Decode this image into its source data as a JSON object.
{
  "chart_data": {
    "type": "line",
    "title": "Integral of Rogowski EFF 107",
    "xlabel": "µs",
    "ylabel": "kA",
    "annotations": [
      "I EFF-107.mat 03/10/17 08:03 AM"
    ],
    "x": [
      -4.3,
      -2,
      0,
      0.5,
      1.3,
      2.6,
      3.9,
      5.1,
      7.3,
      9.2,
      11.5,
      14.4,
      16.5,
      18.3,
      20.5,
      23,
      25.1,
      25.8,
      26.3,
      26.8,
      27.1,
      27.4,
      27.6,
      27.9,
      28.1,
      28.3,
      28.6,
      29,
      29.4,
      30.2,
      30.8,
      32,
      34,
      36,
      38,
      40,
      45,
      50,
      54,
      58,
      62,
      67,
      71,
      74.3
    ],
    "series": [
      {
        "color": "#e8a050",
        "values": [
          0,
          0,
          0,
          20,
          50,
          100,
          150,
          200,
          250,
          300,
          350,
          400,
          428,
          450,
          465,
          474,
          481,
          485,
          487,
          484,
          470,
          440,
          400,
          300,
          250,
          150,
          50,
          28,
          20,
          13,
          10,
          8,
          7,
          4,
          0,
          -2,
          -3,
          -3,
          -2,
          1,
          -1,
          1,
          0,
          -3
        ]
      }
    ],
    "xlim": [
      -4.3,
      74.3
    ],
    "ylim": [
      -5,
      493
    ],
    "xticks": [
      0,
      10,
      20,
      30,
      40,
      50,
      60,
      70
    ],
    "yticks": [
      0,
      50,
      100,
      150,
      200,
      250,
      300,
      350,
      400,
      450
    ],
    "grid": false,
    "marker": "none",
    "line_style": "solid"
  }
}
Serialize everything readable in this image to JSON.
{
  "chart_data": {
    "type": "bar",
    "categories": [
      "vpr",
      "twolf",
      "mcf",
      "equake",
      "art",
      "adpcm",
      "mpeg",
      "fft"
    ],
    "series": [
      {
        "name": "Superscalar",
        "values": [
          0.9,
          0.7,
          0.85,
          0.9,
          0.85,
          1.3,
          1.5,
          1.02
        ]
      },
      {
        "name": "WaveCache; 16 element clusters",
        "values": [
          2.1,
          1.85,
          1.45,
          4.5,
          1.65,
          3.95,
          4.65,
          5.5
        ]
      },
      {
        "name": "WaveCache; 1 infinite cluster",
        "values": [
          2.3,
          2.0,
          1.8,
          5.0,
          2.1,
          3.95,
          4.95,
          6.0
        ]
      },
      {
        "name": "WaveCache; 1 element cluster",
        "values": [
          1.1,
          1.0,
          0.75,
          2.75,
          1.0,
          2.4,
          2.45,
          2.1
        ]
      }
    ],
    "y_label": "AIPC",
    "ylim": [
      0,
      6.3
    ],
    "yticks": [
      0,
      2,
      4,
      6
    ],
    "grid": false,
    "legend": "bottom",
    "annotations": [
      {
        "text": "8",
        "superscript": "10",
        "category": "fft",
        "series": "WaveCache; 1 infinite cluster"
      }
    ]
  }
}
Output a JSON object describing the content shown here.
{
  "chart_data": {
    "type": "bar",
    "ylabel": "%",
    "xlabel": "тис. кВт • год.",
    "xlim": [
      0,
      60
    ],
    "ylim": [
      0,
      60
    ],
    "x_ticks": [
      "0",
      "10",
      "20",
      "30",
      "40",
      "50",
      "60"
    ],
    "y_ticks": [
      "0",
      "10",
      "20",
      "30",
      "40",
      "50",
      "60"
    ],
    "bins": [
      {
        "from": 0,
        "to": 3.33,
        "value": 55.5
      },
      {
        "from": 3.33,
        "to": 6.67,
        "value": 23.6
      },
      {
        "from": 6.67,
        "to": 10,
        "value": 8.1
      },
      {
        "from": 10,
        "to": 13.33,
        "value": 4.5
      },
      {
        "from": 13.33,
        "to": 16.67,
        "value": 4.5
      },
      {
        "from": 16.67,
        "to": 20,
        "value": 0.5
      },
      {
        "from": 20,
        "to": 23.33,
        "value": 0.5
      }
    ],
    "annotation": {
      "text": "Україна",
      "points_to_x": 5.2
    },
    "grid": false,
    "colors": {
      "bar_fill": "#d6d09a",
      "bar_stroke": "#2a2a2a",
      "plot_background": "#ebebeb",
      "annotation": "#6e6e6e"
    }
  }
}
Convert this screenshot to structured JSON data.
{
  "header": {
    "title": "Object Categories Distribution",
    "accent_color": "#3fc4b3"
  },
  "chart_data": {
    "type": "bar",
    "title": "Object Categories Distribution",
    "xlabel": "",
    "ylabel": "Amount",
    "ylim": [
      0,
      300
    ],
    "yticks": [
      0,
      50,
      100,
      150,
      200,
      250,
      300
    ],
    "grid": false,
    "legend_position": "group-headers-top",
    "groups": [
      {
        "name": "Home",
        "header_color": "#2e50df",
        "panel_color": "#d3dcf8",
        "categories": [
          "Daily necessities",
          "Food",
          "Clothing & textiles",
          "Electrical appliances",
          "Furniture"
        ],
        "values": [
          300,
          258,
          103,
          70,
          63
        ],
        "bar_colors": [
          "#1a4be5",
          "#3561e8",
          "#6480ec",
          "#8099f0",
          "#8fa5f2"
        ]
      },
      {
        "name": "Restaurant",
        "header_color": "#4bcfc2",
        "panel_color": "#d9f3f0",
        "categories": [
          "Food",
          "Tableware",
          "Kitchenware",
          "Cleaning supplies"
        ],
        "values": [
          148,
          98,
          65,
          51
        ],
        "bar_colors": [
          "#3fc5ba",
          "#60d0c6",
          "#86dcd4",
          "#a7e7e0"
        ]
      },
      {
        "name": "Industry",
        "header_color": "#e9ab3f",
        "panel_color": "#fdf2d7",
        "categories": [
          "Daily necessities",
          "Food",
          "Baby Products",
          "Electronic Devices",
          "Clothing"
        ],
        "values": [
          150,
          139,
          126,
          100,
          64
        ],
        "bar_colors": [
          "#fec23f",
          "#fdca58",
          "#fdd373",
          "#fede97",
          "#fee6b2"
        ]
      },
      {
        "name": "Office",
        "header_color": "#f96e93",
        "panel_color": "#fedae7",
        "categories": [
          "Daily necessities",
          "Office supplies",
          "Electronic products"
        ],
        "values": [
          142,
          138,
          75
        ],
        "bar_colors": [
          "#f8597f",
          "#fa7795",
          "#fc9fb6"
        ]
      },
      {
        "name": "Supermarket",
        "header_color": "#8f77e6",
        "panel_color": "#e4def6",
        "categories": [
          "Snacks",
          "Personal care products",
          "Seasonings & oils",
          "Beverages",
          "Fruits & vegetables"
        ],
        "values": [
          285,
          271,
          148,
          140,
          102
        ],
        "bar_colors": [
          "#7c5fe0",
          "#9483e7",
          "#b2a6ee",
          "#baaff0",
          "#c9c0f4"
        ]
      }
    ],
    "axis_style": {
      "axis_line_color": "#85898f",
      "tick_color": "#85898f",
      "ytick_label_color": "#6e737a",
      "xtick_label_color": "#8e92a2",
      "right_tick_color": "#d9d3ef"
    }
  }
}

━━━━

* TASK *
Reproduce each entry exactly, leaving out nothing.

* RESPONSE *
Decode this image into its source data as a JSON object.
{
  "chart_data": {
    "type": "line",
    "title": "Integral of Rogowski EFF 107",
    "xlabel": "µs",
    "ylabel": "kA",
    "annotations": [
      "I EFF-107.mat 03/10/17 08:03 AM"
    ],
    "x": [
      -4.3,
      -2,
      0,
      0.5,
      1.3,
      2.6,
      3.9,
      5.1,
      7.3,
      9.2,
      11.5,
      14.4,
      16.5,
      18.3,
      20.5,
      23,
      25.1,
      25.8,
      26.3,
      26.8,
      27.1,
      27.4,
      27.6,
      27.9,
      28.1,
      28.3,
      28.6,
      29,
      29.4,
      30.2,
      30.8,
      32,
      34,
      36,
      38,
      40,
      45,
      50,
      54,
      58,
      62,
      67,
      71,
      74.3
    ],
    "series": [
      {
        "color": "#e8a050",
        "values": [
          0,
          0,
          0,
          20,
          50,
          100,
          150,
          200,
          250,
          300,
          350,
          400,
          428,
          450,
          465,
          474,
          481,
          485,
          487,
          484,
          470,
          440,
          400,
          300,
          250,
          150,
          50,
          28,
          20,
          13,
          10,
          8,
          7,
          4,
          0,
          -2,
          -3,
          -3,
          -2,
          1,
          -1,
          1,
          0,
          -3
        ]
      }
    ],
    "xlim": [
      -4.3,
      74.3
    ],
    "ylim": [
      -5,
      493
    ],
    "xticks": [
      0,
      10,
      20,
      30,
      40,
      50,
      60,
      70
    ],
    "yticks": [
      0,
      50,
      100,
      150,
      200,
      250,
      300,
      350,
      400,
      450
    ],
    "grid": false,
    "marker": "none",
    "line_style": "solid"
  }
}
Serialize everything readable in this image to JSON.
{
  "chart_data": {
    "type": "bar",
    "categories": [
      "vpr",
      "twolf",
      "mcf",
      "equake",
      "art",
      "adpcm",
      "mpeg",
      "fft"
    ],
    "series": [
      {
        "name": "Superscalar",
        "values": [
          0.9,
          0.7,
          0.85,
          0.9,
          0.85,
          1.3,
          1.5,
          1.02
        ]
      },
      {
        "name": "WaveCache; 16 element clusters",
        "values": [
          2.1,
          1.85,
          1.45,
          4.5,
          1.65,
          3.95,
          4.65,
          5.5
        ]
      },
      {
        "name": "WaveCache; 1 infinite cluster",
        "values": [
          2.3,
          2.0,
          1.8,
          5.0,
          2.1,
          3.95,
          4.95,
          6.0
        ]
      },
      {
        "name": "WaveCache; 1 element cluster",
        "values": [
          1.1,
          1.0,
          0.75,
          2.75,
          1.0,
          2.4,
          2.45,
          2.1
        ]
      }
    ],
    "y_label": "AIPC",
    "ylim": [
      0,
      6.3
    ],
    "yticks": [
      0,
      2,
      4,
      6
    ],
    "grid": false,
    "legend": "bottom",
    "annotations": [
      {
        "text": "8",
        "superscript": "10",
        "category": "fft",
        "series": "WaveCache; 1 infinite cluster"
      }
    ]
  }
}
Output a JSON object describing the content shown here.
{
  "chart_data": {
    "type": "bar",
    "ylabel": "%",
    "xlabel": "тис. кВт • год.",
    "xlim": [
      0,
      60
    ],
    "ylim": [
      0,
      60
    ],
    "x_ticks": [
      "0",
      "10",
      "20",
      "30",
      "40",
      "50",
      "60"
    ],
    "y_ticks": [
      "0",
      "10",
      "20",
      "30",
      "40",
      "50",
      "60"
    ],
    "bins": [
      {
        "from": 0,
        "to": 3.33,
        "value": 55.5
      },
      {
        "from": 3.33,
        "to": 6.67,
        "value": 23.6
      },
      {
        "from": 6.67,
        "to": 10,
        "value": 8.1
      },
      {
        "from": 10,
        "to": 13.33,
        "value": 4.5
      },
      {
        "from": 13.33,
        "to": 16.67,
        "value": 4.5
      },
      {
        "from": 16.67,
        "to": 20,
        "value": 0.5
      },
      {
        "from": 20,
        "to": 23.33,
        "value": 0.5
      }
    ],
    "annotation": {
      "text": "Україна",
      "points_to_x": 5.2
    },
    "grid": false,
    "colors": {
      "bar_fill": "#d6d09a",
      "bar_stroke": "#2a2a2a",
      "plot_background": "#ebebeb",
      "annotation": "#6e6e6e"
    }
  }
}
Convert this screenshot to structured JSON data.
{
  "header": {
    "title": "Object Categories Distribution",
    "accent_color": "#3fc4b3"
  },
  "chart_data": {
    "type": "bar",
    "title": "Object Categories Distribution",
    "xlabel": "",
    "ylabel": "Amount",
    "ylim": [
      0,
      300
    ],
    "yticks": [
      0,
      50,
      100,
      150,
      200,
      250,
      300
    ],
    "grid": false,
    "legend_position": "group-headers-top",
    "groups": [
      {
        "name": "Home",
        "header_color": "#2e50df",
        "panel_color": "#d3dcf8",
        "categories": [
          "Daily necessities",
          "Food",
          "Clothing & textiles",
          "Electrical appliances",
          "Furniture"
        ],
        "values": [
          300,
          258,
          103,
          70,
          63
        ],
        "bar_colors": [
          "#1a4be5",
          "#3561e8",
          "#6480ec",
          "#8099f0",
          "#8fa5f2"
        ]
      },
      {
        "name": "Restaurant",
        "header_color": "#4bcfc2",
        "panel_color": "#d9f3f0",
        "categories": [
          "Food",
          "Tableware",
          "Kitchenware",
          "Cleaning supplies"
        ],
        "values": [
          148,
          98,
          65,
          51
        ],
        "bar_colors": [
          "#3fc5ba",
          "#60d0c6",
          "#86dcd4",
          "#a7e7e0"
        ]
      },
      {
        "name": "Industry",
        "header_color": "#e9ab3f",
        "panel_color": "#fdf2d7",
        "categories": [
          "Daily necessities",
          "Food",
          "Baby Products",
          "Electronic Devices",
          "Clothing"
        ],
        "values": [
          150,
          139,
          126,
          100,
          64
        ],
        "bar_colors": [
          "#fec23f",
          "#fdca58",
          "#fdd373",
          "#fede97",
          "#fee6b2"
        ]
      },
      {
        "name": "Office",
        "header_color": "#f96e93",
        "panel_color": "#fedae7",
        "categories": [
          "Daily necessities",
          "Office supplies",
          "Electronic products"
        ],
        "values": [
          142,
          138,
          75
        ],
        "bar_colors": [
          "#f8597f",
          "#fa7795",
          "#fc9fb6"
        ]
      },
      {
        "name": "Supermarket",
        "header_color": "#8f77e6",
        "panel_color": "#e4def6",
        "categories": [
          "Snacks",
          "Personal care products",
          "Seasonings & oils",
          "Beverages",
          "Fruits & vegetables"
        ],
        "values": [
          285,
          271,
          148,
          140,
          102
        ],
        "bar_colors": [
          "#7c5fe0",
          "#9483e7",
          "#b2a6ee",
          "#baaff0",
          "#c9c0f4"
        ]
      }
    ],
    "axis_style": {
      "axis_line_color": "#85898f",
      "tick_color": "#85898f",
      "ytick_label_color": "#6e737a",
      "xtick_label_color": "#8e92a2",
      "right_tick_color": "#d9d3ef"
    }
  }
}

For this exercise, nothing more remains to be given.